-- Begin Dataset records --

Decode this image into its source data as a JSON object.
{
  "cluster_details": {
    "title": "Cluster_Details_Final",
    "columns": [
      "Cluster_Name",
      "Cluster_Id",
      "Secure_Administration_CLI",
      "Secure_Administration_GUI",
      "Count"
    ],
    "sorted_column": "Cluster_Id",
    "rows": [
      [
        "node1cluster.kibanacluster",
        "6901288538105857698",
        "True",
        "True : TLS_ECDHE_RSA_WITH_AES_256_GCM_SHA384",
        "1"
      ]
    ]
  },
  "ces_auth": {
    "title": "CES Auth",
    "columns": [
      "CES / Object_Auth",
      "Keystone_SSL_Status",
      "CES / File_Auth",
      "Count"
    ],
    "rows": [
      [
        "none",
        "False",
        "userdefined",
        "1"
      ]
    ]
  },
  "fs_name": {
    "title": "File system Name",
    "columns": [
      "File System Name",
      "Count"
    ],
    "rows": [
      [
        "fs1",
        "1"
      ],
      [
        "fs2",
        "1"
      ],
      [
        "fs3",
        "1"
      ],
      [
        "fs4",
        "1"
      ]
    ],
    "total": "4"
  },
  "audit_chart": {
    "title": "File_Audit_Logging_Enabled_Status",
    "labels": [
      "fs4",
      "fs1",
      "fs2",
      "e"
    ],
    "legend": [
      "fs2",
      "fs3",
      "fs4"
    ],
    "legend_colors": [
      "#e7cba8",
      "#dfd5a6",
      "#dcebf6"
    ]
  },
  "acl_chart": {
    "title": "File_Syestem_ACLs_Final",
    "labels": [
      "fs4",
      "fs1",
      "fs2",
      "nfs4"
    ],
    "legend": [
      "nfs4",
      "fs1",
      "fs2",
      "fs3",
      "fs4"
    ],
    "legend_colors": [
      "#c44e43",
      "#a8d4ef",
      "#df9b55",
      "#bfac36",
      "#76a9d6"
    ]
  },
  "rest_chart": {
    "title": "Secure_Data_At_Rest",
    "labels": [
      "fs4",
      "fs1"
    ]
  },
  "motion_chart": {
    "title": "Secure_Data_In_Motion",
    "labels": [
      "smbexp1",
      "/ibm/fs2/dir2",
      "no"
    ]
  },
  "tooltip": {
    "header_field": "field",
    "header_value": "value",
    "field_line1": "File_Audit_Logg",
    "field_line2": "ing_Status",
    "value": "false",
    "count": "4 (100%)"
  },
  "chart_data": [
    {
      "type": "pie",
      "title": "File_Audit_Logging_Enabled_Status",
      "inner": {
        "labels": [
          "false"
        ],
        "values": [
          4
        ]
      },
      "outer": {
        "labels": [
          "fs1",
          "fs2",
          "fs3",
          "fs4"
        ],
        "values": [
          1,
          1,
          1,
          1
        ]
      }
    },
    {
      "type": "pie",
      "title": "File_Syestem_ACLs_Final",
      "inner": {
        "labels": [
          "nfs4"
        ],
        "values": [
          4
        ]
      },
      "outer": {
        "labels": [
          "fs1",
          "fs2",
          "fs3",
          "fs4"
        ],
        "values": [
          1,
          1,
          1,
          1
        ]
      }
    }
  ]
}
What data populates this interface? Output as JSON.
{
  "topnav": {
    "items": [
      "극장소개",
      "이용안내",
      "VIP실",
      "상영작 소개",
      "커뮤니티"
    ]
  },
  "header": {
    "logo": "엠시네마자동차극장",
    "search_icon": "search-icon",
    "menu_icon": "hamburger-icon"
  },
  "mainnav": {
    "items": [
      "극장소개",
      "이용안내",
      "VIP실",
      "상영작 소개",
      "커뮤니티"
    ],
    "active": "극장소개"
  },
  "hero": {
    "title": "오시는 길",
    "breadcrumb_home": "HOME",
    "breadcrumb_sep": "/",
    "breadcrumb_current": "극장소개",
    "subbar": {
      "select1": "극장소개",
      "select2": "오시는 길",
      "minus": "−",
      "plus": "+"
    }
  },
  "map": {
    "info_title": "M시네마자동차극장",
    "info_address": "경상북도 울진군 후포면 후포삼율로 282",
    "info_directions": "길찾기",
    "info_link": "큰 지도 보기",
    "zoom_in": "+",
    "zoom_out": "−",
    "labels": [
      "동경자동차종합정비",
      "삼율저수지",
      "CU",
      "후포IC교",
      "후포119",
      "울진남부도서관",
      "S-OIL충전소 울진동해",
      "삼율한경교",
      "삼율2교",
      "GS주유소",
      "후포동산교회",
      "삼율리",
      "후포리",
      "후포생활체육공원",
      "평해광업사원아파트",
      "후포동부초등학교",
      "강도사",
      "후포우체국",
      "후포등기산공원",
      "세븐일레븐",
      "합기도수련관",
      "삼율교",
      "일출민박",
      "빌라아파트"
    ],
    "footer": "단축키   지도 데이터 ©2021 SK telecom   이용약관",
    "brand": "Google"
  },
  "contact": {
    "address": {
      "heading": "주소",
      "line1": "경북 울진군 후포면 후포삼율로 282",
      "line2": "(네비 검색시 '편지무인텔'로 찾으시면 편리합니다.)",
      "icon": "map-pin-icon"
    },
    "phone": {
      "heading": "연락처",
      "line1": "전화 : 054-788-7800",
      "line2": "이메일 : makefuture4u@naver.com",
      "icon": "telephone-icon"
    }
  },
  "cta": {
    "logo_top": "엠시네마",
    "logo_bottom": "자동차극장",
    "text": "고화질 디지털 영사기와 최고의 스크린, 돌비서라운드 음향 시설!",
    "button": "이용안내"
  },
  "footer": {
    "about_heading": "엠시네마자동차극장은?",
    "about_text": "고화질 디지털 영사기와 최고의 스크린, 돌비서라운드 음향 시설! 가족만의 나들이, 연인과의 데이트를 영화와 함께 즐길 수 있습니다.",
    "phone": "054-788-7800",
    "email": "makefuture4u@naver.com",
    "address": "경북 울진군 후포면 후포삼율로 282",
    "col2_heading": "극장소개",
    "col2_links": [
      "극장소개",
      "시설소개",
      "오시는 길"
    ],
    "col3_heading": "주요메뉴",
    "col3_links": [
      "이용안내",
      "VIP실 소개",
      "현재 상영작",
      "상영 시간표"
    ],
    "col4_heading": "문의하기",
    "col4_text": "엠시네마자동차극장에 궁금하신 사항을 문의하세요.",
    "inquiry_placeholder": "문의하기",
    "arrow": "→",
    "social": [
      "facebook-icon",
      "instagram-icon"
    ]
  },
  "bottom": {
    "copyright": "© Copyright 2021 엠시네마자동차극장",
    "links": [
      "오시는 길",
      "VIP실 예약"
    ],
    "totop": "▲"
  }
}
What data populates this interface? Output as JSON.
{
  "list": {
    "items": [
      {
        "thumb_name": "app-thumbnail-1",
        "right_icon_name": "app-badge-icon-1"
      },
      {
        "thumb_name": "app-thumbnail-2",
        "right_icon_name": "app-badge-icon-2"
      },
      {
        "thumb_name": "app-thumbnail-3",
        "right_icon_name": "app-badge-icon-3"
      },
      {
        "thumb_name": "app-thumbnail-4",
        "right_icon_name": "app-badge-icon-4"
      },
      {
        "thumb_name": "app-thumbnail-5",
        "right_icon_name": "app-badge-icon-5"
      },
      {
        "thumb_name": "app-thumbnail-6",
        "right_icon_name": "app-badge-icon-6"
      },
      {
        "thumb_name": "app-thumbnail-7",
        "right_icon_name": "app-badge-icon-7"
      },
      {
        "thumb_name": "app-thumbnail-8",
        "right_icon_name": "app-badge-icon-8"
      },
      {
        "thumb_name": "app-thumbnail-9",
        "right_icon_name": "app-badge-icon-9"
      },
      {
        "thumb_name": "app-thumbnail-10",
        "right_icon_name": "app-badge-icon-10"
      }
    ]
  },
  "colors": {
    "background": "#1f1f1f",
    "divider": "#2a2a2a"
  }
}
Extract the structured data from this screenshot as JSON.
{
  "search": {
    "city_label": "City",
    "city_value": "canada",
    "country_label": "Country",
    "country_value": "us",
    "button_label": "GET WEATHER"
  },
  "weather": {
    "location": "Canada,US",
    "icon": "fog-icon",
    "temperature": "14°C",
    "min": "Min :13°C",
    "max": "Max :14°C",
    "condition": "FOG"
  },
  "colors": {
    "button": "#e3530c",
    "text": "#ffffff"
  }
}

-- End Dataset records --

_What needs to be done_: Set down only these lines, exactly: the line containing "Extract the structured" and each line after it, through the end of the listing.

_Result for this exercise_:
Extract the structured data from this screenshot as JSON.
{
  "search": {
    "city_label": "City",
    "city_value": "canada",
    "country_label": "Country",
    "country_value": "us",
    "button_label": "GET WEATHER"
  },
  "weather": {
    "location": "Canada,US",
    "icon": "fog-icon",
    "temperature": "14°C",
    "min": "Min :13°C",
    "max": "Max :14°C",
    "condition": "FOG"
  },
  "colors": {
    "button": "#e3530c",
    "text": "#ffffff"
  }
}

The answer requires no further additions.